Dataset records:
[Begin]

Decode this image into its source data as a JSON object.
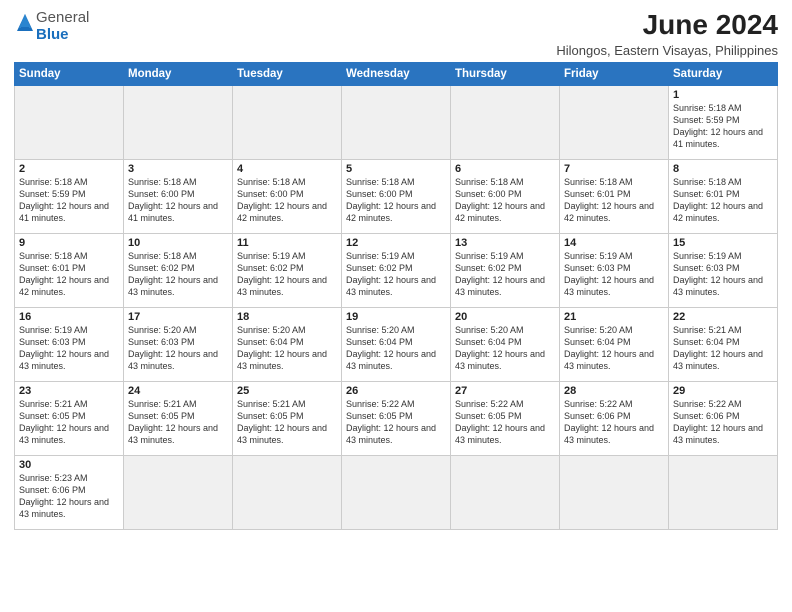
{
  "header": {
    "logo_general": "General",
    "logo_blue": "Blue",
    "title": "June 2024",
    "subtitle": "Hilongos, Eastern Visayas, Philippines"
  },
  "weekdays": [
    "Sunday",
    "Monday",
    "Tuesday",
    "Wednesday",
    "Thursday",
    "Friday",
    "Saturday"
  ],
  "weeks": [
    [
      {
        "day": "",
        "info": "",
        "empty": true
      },
      {
        "day": "",
        "info": "",
        "empty": true
      },
      {
        "day": "",
        "info": "",
        "empty": true
      },
      {
        "day": "",
        "info": "",
        "empty": true
      },
      {
        "day": "",
        "info": "",
        "empty": true
      },
      {
        "day": "",
        "info": "",
        "empty": true
      },
      {
        "day": "1",
        "info": "Sunrise: 5:18 AM\nSunset: 5:59 PM\nDaylight: 12 hours and 41 minutes.",
        "empty": false
      }
    ],
    [
      {
        "day": "2",
        "info": "Sunrise: 5:18 AM\nSunset: 5:59 PM\nDaylight: 12 hours and 41 minutes.",
        "empty": false
      },
      {
        "day": "3",
        "info": "Sunrise: 5:18 AM\nSunset: 6:00 PM\nDaylight: 12 hours and 41 minutes.",
        "empty": false
      },
      {
        "day": "4",
        "info": "Sunrise: 5:18 AM\nSunset: 6:00 PM\nDaylight: 12 hours and 42 minutes.",
        "empty": false
      },
      {
        "day": "5",
        "info": "Sunrise: 5:18 AM\nSunset: 6:00 PM\nDaylight: 12 hours and 42 minutes.",
        "empty": false
      },
      {
        "day": "6",
        "info": "Sunrise: 5:18 AM\nSunset: 6:00 PM\nDaylight: 12 hours and 42 minutes.",
        "empty": false
      },
      {
        "day": "7",
        "info": "Sunrise: 5:18 AM\nSunset: 6:01 PM\nDaylight: 12 hours and 42 minutes.",
        "empty": false
      },
      {
        "day": "8",
        "info": "Sunrise: 5:18 AM\nSunset: 6:01 PM\nDaylight: 12 hours and 42 minutes.",
        "empty": false
      }
    ],
    [
      {
        "day": "9",
        "info": "Sunrise: 5:18 AM\nSunset: 6:01 PM\nDaylight: 12 hours and 42 minutes.",
        "empty": false
      },
      {
        "day": "10",
        "info": "Sunrise: 5:18 AM\nSunset: 6:02 PM\nDaylight: 12 hours and 43 minutes.",
        "empty": false
      },
      {
        "day": "11",
        "info": "Sunrise: 5:19 AM\nSunset: 6:02 PM\nDaylight: 12 hours and 43 minutes.",
        "empty": false
      },
      {
        "day": "12",
        "info": "Sunrise: 5:19 AM\nSunset: 6:02 PM\nDaylight: 12 hours and 43 minutes.",
        "empty": false
      },
      {
        "day": "13",
        "info": "Sunrise: 5:19 AM\nSunset: 6:02 PM\nDaylight: 12 hours and 43 minutes.",
        "empty": false
      },
      {
        "day": "14",
        "info": "Sunrise: 5:19 AM\nSunset: 6:03 PM\nDaylight: 12 hours and 43 minutes.",
        "empty": false
      },
      {
        "day": "15",
        "info": "Sunrise: 5:19 AM\nSunset: 6:03 PM\nDaylight: 12 hours and 43 minutes.",
        "empty": false
      }
    ],
    [
      {
        "day": "16",
        "info": "Sunrise: 5:19 AM\nSunset: 6:03 PM\nDaylight: 12 hours and 43 minutes.",
        "empty": false
      },
      {
        "day": "17",
        "info": "Sunrise: 5:20 AM\nSunset: 6:03 PM\nDaylight: 12 hours and 43 minutes.",
        "empty": false
      },
      {
        "day": "18",
        "info": "Sunrise: 5:20 AM\nSunset: 6:04 PM\nDaylight: 12 hours and 43 minutes.",
        "empty": false
      },
      {
        "day": "19",
        "info": "Sunrise: 5:20 AM\nSunset: 6:04 PM\nDaylight: 12 hours and 43 minutes.",
        "empty": false
      },
      {
        "day": "20",
        "info": "Sunrise: 5:20 AM\nSunset: 6:04 PM\nDaylight: 12 hours and 43 minutes.",
        "empty": false
      },
      {
        "day": "21",
        "info": "Sunrise: 5:20 AM\nSunset: 6:04 PM\nDaylight: 12 hours and 43 minutes.",
        "empty": false
      },
      {
        "day": "22",
        "info": "Sunrise: 5:21 AM\nSunset: 6:04 PM\nDaylight: 12 hours and 43 minutes.",
        "empty": false
      }
    ],
    [
      {
        "day": "23",
        "info": "Sunrise: 5:21 AM\nSunset: 6:05 PM\nDaylight: 12 hours and 43 minutes.",
        "empty": false
      },
      {
        "day": "24",
        "info": "Sunrise: 5:21 AM\nSunset: 6:05 PM\nDaylight: 12 hours and 43 minutes.",
        "empty": false
      },
      {
        "day": "25",
        "info": "Sunrise: 5:21 AM\nSunset: 6:05 PM\nDaylight: 12 hours and 43 minutes.",
        "empty": false
      },
      {
        "day": "26",
        "info": "Sunrise: 5:22 AM\nSunset: 6:05 PM\nDaylight: 12 hours and 43 minutes.",
        "empty": false
      },
      {
        "day": "27",
        "info": "Sunrise: 5:22 AM\nSunset: 6:05 PM\nDaylight: 12 hours and 43 minutes.",
        "empty": false
      },
      {
        "day": "28",
        "info": "Sunrise: 5:22 AM\nSunset: 6:06 PM\nDaylight: 12 hours and 43 minutes.",
        "empty": false
      },
      {
        "day": "29",
        "info": "Sunrise: 5:22 AM\nSunset: 6:06 PM\nDaylight: 12 hours and 43 minutes.",
        "empty": false
      }
    ],
    [
      {
        "day": "30",
        "info": "Sunrise: 5:23 AM\nSunset: 6:06 PM\nDaylight: 12 hours and 43 minutes.",
        "empty": false
      },
      {
        "day": "",
        "info": "",
        "empty": true
      },
      {
        "day": "",
        "info": "",
        "empty": true
      },
      {
        "day": "",
        "info": "",
        "empty": true
      },
      {
        "day": "",
        "info": "",
        "empty": true
      },
      {
        "day": "",
        "info": "",
        "empty": true
      },
      {
        "day": "",
        "info": "",
        "empty": true
      }
    ]
  ]
}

[End]

GIVEN TASK
Quote the listing above in full, except for the pictures.

COMPLETED EXERCISE
Decode this image into its source data as a JSON object.
{
  "header": {
    "logo_general": "General",
    "logo_blue": "Blue",
    "title": "June 2024",
    "subtitle": "Hilongos, Eastern Visayas, Philippines"
  },
  "weekdays": [
    "Sunday",
    "Monday",
    "Tuesday",
    "Wednesday",
    "Thursday",
    "Friday",
    "Saturday"
  ],
  "weeks": [
    [
      {
        "day": "",
        "info": "",
        "empty": true
      },
      {
        "day": "",
        "info": "",
        "empty": true
      },
      {
        "day": "",
        "info": "",
        "empty": true
      },
      {
        "day": "",
        "info": "",
        "empty": true
      },
      {
        "day": "",
        "info": "",
        "empty": true
      },
      {
        "day": "",
        "info": "",
        "empty": true
      },
      {
        "day": "1",
        "info": "Sunrise: 5:18 AM\nSunset: 5:59 PM\nDaylight: 12 hours and 41 minutes.",
        "empty": false
      }
    ],
    [
      {
        "day": "2",
        "info": "Sunrise: 5:18 AM\nSunset: 5:59 PM\nDaylight: 12 hours and 41 minutes.",
        "empty": false
      },
      {
        "day": "3",
        "info": "Sunrise: 5:18 AM\nSunset: 6:00 PM\nDaylight: 12 hours and 41 minutes.",
        "empty": false
      },
      {
        "day": "4",
        "info": "Sunrise: 5:18 AM\nSunset: 6:00 PM\nDaylight: 12 hours and 42 minutes.",
        "empty": false
      },
      {
        "day": "5",
        "info": "Sunrise: 5:18 AM\nSunset: 6:00 PM\nDaylight: 12 hours and 42 minutes.",
        "empty": false
      },
      {
        "day": "6",
        "info": "Sunrise: 5:18 AM\nSunset: 6:00 PM\nDaylight: 12 hours and 42 minutes.",
        "empty": false
      },
      {
        "day": "7",
        "info": "Sunrise: 5:18 AM\nSunset: 6:01 PM\nDaylight: 12 hours and 42 minutes.",
        "empty": false
      },
      {
        "day": "8",
        "info": "Sunrise: 5:18 AM\nSunset: 6:01 PM\nDaylight: 12 hours and 42 minutes.",
        "empty": false
      }
    ],
    [
      {
        "day": "9",
        "info": "Sunrise: 5:18 AM\nSunset: 6:01 PM\nDaylight: 12 hours and 42 minutes.",
        "empty": false
      },
      {
        "day": "10",
        "info": "Sunrise: 5:18 AM\nSunset: 6:02 PM\nDaylight: 12 hours and 43 minutes.",
        "empty": false
      },
      {
        "day": "11",
        "info": "Sunrise: 5:19 AM\nSunset: 6:02 PM\nDaylight: 12 hours and 43 minutes.",
        "empty": false
      },
      {
        "day": "12",
        "info": "Sunrise: 5:19 AM\nSunset: 6:02 PM\nDaylight: 12 hours and 43 minutes.",
        "empty": false
      },
      {
        "day": "13",
        "info": "Sunrise: 5:19 AM\nSunset: 6:02 PM\nDaylight: 12 hours and 43 minutes.",
        "empty": false
      },
      {
        "day": "14",
        "info": "Sunrise: 5:19 AM\nSunset: 6:03 PM\nDaylight: 12 hours and 43 minutes.",
        "empty": false
      },
      {
        "day": "15",
        "info": "Sunrise: 5:19 AM\nSunset: 6:03 PM\nDaylight: 12 hours and 43 minutes.",
        "empty": false
      }
    ],
    [
      {
        "day": "16",
        "info": "Sunrise: 5:19 AM\nSunset: 6:03 PM\nDaylight: 12 hours and 43 minutes.",
        "empty": false
      },
      {
        "day": "17",
        "info": "Sunrise: 5:20 AM\nSunset: 6:03 PM\nDaylight: 12 hours and 43 minutes.",
        "empty": false
      },
      {
        "day": "18",
        "info": "Sunrise: 5:20 AM\nSunset: 6:04 PM\nDaylight: 12 hours and 43 minutes.",
        "empty": false
      },
      {
        "day": "19",
        "info": "Sunrise: 5:20 AM\nSunset: 6:04 PM\nDaylight: 12 hours and 43 minutes.",
        "empty": false
      },
      {
        "day": "20",
        "info": "Sunrise: 5:20 AM\nSunset: 6:04 PM\nDaylight: 12 hours and 43 minutes.",
        "empty": false
      },
      {
        "day": "21",
        "info": "Sunrise: 5:20 AM\nSunset: 6:04 PM\nDaylight: 12 hours and 43 minutes.",
        "empty": false
      },
      {
        "day": "22",
        "info": "Sunrise: 5:21 AM\nSunset: 6:04 PM\nDaylight: 12 hours and 43 minutes.",
        "empty": false
      }
    ],
    [
      {
        "day": "23",
        "info": "Sunrise: 5:21 AM\nSunset: 6:05 PM\nDaylight: 12 hours and 43 minutes.",
        "empty": false
      },
      {
        "day": "24",
        "info": "Sunrise: 5:21 AM\nSunset: 6:05 PM\nDaylight: 12 hours and 43 minutes.",
        "empty": false
      },
      {
        "day": "25",
        "info": "Sunrise: 5:21 AM\nSunset: 6:05 PM\nDaylight: 12 hours and 43 minutes.",
        "empty": false
      },
      {
        "day": "26",
        "info": "Sunrise: 5:22 AM\nSunset: 6:05 PM\nDaylight: 12 hours and 43 minutes.",
        "empty": false
      },
      {
        "day": "27",
        "info": "Sunrise: 5:22 AM\nSunset: 6:05 PM\nDaylight: 12 hours and 43 minutes.",
        "empty": false
      },
      {
        "day": "28",
        "info": "Sunrise: 5:22 AM\nSunset: 6:06 PM\nDaylight: 12 hours and 43 minutes.",
        "empty": false
      },
      {
        "day": "29",
        "info": "Sunrise: 5:22 AM\nSunset: 6:06 PM\nDaylight: 12 hours and 43 minutes.",
        "empty": false
      }
    ],
    [
      {
        "day": "30",
        "info": "Sunrise: 5:23 AM\nSunset: 6:06 PM\nDaylight: 12 hours and 43 minutes.",
        "empty": false
      },
      {
        "day": "",
        "info": "",
        "empty": true
      },
      {
        "day": "",
        "info": "",
        "empty": true
      },
      {
        "day": "",
        "info": "",
        "empty": true
      },
      {
        "day": "",
        "info": "",
        "empty": true
      },
      {
        "day": "",
        "info": "",
        "empty": true
      },
      {
        "day": "",
        "info": "",
        "empty": true
      }
    ]
  ]
}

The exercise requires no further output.